STATED GOAL: Go through the listing beneath this task and return every line that carries the string "Georgia".

INPUT ROWS:
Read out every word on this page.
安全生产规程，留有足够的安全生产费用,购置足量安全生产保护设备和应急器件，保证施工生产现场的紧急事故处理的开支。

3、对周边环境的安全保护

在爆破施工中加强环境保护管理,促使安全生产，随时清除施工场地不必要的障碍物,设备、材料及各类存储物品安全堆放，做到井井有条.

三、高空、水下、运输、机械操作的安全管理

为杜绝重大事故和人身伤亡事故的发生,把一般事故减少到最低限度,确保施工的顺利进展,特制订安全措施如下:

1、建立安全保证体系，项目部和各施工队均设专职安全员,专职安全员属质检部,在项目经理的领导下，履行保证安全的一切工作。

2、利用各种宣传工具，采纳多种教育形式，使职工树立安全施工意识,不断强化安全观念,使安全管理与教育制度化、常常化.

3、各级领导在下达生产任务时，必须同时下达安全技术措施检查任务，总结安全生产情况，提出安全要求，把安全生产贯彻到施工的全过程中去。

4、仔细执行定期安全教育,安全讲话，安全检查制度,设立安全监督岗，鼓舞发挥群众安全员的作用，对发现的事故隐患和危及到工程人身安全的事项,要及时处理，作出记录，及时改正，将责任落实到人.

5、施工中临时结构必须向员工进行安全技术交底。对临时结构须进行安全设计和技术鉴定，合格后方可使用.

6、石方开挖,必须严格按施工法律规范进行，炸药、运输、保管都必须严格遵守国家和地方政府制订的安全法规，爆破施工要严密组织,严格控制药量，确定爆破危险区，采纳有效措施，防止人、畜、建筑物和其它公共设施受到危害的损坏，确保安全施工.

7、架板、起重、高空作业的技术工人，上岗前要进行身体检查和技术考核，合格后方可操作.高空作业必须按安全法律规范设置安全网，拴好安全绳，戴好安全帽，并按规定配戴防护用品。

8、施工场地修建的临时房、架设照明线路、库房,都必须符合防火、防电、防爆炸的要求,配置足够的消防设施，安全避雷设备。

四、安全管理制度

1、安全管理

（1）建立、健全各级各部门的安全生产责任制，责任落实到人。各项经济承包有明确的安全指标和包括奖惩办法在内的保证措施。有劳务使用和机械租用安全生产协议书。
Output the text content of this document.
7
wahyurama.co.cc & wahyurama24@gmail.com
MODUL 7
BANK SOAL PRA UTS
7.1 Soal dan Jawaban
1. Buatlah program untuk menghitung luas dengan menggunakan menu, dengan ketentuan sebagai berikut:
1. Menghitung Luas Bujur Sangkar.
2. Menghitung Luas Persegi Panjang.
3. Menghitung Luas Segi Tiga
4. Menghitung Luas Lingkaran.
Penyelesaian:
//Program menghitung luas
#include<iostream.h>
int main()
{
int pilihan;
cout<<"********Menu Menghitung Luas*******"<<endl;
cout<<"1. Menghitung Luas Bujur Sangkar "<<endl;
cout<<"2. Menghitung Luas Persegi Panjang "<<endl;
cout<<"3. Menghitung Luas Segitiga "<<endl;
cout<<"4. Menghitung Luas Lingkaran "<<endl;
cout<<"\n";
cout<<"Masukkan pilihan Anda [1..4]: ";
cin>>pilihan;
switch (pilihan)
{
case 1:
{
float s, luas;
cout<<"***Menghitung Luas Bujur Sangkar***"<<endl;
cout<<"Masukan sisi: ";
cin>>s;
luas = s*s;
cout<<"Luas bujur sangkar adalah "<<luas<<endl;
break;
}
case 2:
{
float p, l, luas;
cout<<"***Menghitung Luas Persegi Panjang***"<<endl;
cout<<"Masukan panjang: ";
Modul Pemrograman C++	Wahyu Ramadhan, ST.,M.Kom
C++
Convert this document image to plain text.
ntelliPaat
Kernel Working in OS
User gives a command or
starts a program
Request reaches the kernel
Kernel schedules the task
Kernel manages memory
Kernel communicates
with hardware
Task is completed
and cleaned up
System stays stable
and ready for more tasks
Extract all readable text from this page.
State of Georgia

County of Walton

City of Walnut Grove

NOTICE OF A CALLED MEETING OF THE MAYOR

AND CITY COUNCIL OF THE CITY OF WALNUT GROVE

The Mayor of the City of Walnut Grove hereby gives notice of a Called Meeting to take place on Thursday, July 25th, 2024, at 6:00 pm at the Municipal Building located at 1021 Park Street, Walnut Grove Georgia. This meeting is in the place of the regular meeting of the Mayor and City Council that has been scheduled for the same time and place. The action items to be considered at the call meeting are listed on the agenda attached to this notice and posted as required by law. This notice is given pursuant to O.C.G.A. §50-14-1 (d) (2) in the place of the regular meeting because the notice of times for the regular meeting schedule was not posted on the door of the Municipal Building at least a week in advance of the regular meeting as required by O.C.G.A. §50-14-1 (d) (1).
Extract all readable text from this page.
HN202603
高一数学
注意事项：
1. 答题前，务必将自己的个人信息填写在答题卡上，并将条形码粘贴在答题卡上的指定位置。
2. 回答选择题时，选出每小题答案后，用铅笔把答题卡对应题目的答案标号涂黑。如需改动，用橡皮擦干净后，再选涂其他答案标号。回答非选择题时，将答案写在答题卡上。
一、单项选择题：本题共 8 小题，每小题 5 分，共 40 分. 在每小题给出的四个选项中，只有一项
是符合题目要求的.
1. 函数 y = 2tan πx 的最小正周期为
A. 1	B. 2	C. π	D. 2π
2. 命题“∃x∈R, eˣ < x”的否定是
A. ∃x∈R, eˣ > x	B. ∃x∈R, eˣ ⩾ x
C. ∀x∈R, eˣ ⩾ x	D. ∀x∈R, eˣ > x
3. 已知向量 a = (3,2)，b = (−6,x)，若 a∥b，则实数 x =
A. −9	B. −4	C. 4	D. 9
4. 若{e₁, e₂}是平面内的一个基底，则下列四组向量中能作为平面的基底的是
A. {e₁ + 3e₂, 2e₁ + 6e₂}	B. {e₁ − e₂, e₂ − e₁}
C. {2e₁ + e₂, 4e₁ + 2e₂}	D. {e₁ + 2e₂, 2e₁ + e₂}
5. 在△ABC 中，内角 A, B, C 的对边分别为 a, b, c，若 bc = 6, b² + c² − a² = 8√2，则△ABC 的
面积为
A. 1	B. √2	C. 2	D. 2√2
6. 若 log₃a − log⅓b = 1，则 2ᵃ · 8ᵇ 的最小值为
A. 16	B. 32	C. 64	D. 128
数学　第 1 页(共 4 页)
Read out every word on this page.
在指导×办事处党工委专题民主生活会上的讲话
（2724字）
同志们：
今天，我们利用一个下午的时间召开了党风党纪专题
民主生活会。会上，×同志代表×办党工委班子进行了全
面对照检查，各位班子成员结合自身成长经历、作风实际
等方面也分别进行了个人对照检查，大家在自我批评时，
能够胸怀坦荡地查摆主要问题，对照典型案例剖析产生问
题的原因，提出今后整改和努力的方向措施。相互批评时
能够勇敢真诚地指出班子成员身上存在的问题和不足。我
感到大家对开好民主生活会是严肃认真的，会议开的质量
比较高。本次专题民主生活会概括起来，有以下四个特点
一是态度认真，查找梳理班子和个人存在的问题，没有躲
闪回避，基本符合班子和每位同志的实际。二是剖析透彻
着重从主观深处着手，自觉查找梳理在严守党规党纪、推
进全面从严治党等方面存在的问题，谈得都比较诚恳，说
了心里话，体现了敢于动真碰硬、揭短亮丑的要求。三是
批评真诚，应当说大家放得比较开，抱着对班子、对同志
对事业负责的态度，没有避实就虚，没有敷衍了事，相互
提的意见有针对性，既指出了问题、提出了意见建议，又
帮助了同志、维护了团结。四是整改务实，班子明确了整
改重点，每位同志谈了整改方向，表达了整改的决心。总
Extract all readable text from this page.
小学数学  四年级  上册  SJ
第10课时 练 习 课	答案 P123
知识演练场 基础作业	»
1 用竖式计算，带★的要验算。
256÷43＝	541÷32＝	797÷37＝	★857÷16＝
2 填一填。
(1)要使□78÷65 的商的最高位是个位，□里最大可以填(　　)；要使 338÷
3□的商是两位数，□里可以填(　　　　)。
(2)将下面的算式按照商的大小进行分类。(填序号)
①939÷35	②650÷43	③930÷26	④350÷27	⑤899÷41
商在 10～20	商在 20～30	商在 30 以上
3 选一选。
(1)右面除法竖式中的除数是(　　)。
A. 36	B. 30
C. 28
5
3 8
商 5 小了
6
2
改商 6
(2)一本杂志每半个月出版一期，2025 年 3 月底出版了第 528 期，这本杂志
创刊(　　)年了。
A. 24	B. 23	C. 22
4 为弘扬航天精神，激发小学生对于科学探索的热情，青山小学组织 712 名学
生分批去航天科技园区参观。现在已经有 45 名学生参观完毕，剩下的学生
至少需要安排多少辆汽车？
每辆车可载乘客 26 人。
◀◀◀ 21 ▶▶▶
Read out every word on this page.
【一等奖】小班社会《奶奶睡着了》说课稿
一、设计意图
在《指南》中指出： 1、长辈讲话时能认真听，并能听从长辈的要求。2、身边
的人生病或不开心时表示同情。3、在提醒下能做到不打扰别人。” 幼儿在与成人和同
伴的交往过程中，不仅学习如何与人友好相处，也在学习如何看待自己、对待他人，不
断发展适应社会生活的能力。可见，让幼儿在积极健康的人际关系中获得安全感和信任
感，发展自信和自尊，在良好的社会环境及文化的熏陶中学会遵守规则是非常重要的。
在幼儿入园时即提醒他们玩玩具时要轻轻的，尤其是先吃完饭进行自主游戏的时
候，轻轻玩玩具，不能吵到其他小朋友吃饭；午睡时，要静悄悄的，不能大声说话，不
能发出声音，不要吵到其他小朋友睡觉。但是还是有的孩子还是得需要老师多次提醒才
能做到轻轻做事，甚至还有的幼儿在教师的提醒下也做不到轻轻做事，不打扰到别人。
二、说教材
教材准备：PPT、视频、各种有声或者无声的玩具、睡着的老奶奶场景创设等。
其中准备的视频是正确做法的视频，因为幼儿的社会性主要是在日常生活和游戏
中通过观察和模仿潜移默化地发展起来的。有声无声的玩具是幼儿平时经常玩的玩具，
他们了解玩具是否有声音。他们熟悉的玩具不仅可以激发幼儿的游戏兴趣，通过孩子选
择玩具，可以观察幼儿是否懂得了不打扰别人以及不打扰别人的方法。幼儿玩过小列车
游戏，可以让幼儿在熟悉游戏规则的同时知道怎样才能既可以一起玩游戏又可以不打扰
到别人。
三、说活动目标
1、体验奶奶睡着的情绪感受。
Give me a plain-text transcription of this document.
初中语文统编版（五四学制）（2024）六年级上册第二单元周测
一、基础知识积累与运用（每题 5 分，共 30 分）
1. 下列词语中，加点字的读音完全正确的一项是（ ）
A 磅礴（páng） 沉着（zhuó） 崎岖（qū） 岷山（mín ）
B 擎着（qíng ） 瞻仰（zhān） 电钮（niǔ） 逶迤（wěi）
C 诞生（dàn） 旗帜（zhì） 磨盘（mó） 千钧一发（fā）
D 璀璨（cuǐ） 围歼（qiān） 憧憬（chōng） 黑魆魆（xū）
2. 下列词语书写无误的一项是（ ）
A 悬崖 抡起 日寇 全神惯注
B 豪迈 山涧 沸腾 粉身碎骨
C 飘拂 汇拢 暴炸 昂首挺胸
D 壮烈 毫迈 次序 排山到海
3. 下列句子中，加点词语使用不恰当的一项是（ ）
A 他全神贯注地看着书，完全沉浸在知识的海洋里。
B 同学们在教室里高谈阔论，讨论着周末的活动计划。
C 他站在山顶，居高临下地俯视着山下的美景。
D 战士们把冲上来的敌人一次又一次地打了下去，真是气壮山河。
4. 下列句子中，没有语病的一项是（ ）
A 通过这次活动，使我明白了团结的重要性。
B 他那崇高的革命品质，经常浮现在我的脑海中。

OUTPUT FOR THIS EXERCISE:
State of Georgia
The Mayor of the City of Walnut Grove hereby gives notice of a Called Meeting to take place on Thursday, July 25th, 2024, at 6:00 pm at the Municipal Building located at 1021 Park Street, Walnut Grove Georgia. This meeting is in the place of the regular meeting of the Mayor and City Council that has been scheduled for the same time and place. The action items to be considered at the call meeting are listed on the agenda attached to this notice and posted as required by law. This notice is given pursuant to O.C.G.A. §50-14-1 (d) (2) in the place of the regular meeting because the notice of times for the regular meeting schedule was not posted on the door of the Municipal Building at least a week in advance of the regular meeting as required by O.C.G.A. §50-14-1 (d) (1).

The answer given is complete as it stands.